*** Block opens ***

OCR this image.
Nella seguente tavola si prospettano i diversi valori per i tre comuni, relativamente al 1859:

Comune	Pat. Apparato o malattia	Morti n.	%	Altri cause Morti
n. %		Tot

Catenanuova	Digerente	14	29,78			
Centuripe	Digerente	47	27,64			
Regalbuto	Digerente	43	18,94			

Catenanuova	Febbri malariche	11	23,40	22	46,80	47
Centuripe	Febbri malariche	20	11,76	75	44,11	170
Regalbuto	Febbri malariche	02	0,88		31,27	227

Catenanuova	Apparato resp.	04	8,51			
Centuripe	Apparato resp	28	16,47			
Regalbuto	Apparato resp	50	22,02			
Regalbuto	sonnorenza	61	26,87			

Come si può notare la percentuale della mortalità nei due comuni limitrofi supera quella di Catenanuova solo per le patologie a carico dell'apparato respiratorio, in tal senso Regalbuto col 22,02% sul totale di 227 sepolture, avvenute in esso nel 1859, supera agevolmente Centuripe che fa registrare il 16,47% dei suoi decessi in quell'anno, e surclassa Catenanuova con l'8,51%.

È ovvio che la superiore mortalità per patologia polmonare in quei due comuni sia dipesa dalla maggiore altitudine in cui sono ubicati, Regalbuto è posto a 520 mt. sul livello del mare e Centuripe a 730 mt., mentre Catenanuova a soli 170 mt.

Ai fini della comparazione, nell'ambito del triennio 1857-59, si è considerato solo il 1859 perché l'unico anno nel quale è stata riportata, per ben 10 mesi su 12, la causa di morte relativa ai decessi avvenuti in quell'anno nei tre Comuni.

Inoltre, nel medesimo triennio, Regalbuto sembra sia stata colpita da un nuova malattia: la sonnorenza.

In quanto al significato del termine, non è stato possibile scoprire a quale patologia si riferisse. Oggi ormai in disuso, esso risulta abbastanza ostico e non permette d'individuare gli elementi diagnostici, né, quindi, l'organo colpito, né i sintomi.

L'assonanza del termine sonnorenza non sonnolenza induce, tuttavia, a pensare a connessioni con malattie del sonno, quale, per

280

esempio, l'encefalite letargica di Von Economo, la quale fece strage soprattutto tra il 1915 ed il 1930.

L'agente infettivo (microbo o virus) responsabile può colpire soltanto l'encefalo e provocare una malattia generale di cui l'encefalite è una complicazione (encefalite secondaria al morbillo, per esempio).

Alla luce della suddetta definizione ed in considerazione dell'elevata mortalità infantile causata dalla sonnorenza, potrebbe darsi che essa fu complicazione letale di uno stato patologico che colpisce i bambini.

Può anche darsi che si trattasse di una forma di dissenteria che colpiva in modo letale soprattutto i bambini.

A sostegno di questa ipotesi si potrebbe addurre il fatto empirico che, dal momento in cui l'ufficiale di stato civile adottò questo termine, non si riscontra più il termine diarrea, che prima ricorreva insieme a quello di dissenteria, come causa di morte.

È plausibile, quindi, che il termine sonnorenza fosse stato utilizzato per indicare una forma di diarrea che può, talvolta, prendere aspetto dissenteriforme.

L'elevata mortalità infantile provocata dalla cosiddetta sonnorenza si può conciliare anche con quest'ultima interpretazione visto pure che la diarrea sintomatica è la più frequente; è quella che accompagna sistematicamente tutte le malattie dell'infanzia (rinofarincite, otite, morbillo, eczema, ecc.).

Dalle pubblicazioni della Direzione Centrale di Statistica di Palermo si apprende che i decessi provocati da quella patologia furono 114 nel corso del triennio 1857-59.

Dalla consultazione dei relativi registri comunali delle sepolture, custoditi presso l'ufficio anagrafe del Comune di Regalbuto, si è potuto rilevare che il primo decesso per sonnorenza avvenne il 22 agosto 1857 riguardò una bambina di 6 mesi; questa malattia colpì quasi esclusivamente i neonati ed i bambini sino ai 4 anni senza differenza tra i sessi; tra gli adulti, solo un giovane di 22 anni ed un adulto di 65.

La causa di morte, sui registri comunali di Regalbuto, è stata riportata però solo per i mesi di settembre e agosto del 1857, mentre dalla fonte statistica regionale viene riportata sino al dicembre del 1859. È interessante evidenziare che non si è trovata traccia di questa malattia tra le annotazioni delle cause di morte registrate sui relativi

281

*** Block closes ***

### EXERCISE DETAILS:
The records above must be retyped in full. Keep each one exactly as it is.

### SOLUTION FOR THIS PROBLEM:
OCR this image.
Nella seguente tavola si prospettano i diversi valori per i tre comuni, relativamente al 1859:

Comune	Pat. Apparato o malattia	Morti n.	%	Altri cause Morti
n. %		Tot

Catenanuova	Digerente	14	29,78			
Centuripe	Digerente	47	27,64			
Regalbuto	Digerente	43	18,94			

Catenanuova	Febbri malariche	11	23,40	22	46,80	47
Centuripe	Febbri malariche	20	11,76	75	44,11	170
Regalbuto	Febbri malariche	02	0,88		31,27	227

Catenanuova	Apparato resp.	04	8,51			
Centuripe	Apparato resp	28	16,47			
Regalbuto	Apparato resp	50	22,02			
Regalbuto	sonnorenza	61	26,87			

Come si può notare la percentuale della mortalità nei due comuni limitrofi supera quella di Catenanuova solo per le patologie a carico dell'apparato respiratorio, in tal senso Regalbuto col 22,02% sul totale di 227 sepolture, avvenute in esso nel 1859, supera agevolmente Centuripe che fa registrare il 16,47% dei suoi decessi in quell'anno, e surclassa Catenanuova con l'8,51%.

È ovvio che la superiore mortalità per patologia polmonare in quei due comuni sia dipesa dalla maggiore altitudine in cui sono ubicati, Regalbuto è posto a 520 mt. sul livello del mare e Centuripe a 730 mt., mentre Catenanuova a soli 170 mt.

Ai fini della comparazione, nell'ambito del triennio 1857-59, si è considerato solo il 1859 perché l'unico anno nel quale è stata riportata, per ben 10 mesi su 12, la causa di morte relativa ai decessi avvenuti in quell'anno nei tre Comuni.

Inoltre, nel medesimo triennio, Regalbuto sembra sia stata colpita da un nuova malattia: la sonnorenza.

In quanto al significato del termine, non è stato possibile scoprire a quale patologia si riferisse. Oggi ormai in disuso, esso risulta abbastanza ostico e non permette d'individuare gli elementi diagnostici, né, quindi, l'organo colpito, né i sintomi.

L'assonanza del termine sonnorenza non sonnolenza induce, tuttavia, a pensare a connessioni con malattie del sonno, quale, per

280

esempio, l'encefalite letargica di Von Economo, la quale fece strage soprattutto tra il 1915 ed il 1930.

L'agente infettivo (microbo o virus) responsabile può colpire soltanto l'encefalo e provocare una malattia generale di cui l'encefalite è una complicazione (encefalite secondaria al morbillo, per esempio).

Alla luce della suddetta definizione ed in considerazione dell'elevata mortalità infantile causata dalla sonnorenza, potrebbe darsi che essa fu complicazione letale di uno stato patologico che colpisce i bambini.

Può anche darsi che si trattasse di una forma di dissenteria che colpiva in modo letale soprattutto i bambini.

A sostegno di questa ipotesi si potrebbe addurre il fatto empirico che, dal momento in cui l'ufficiale di stato civile adottò questo termine, non si riscontra più il termine diarrea, che prima ricorreva insieme a quello di dissenteria, come causa di morte.

È plausibile, quindi, che il termine sonnorenza fosse stato utilizzato per indicare una forma di diarrea che può, talvolta, prendere aspetto dissenteriforme.

L'elevata mortalità infantile provocata dalla cosiddetta sonnorenza si può conciliare anche con quest'ultima interpretazione visto pure che la diarrea sintomatica è la più frequente; è quella che accompagna sistematicamente tutte le malattie dell'infanzia (rinofarincite, otite, morbillo, eczema, ecc.).

Dalle pubblicazioni della Direzione Centrale di Statistica di Palermo si apprende che i decessi provocati da quella patologia furono 114 nel corso del triennio 1857-59.

Dalla consultazione dei relativi registri comunali delle sepolture, custoditi presso l'ufficio anagrafe del Comune di Regalbuto, si è potuto rilevare che il primo decesso per sonnorenza avvenne il 22 agosto 1857 riguardò una bambina di 6 mesi; questa malattia colpì quasi esclusivamente i neonati ed i bambini sino ai 4 anni senza differenza tra i sessi; tra gli adulti, solo un giovane di 22 anni ed un adulto di 65.

La causa di morte, sui registri comunali di Regalbuto, è stata riportata però solo per i mesi di settembre e agosto del 1857, mentre dalla fonte statistica regionale viene riportata sino al dicembre del 1859. È interessante evidenziare che non si è trovata traccia di questa malattia tra le annotazioni delle cause di morte registrate sui relativi

281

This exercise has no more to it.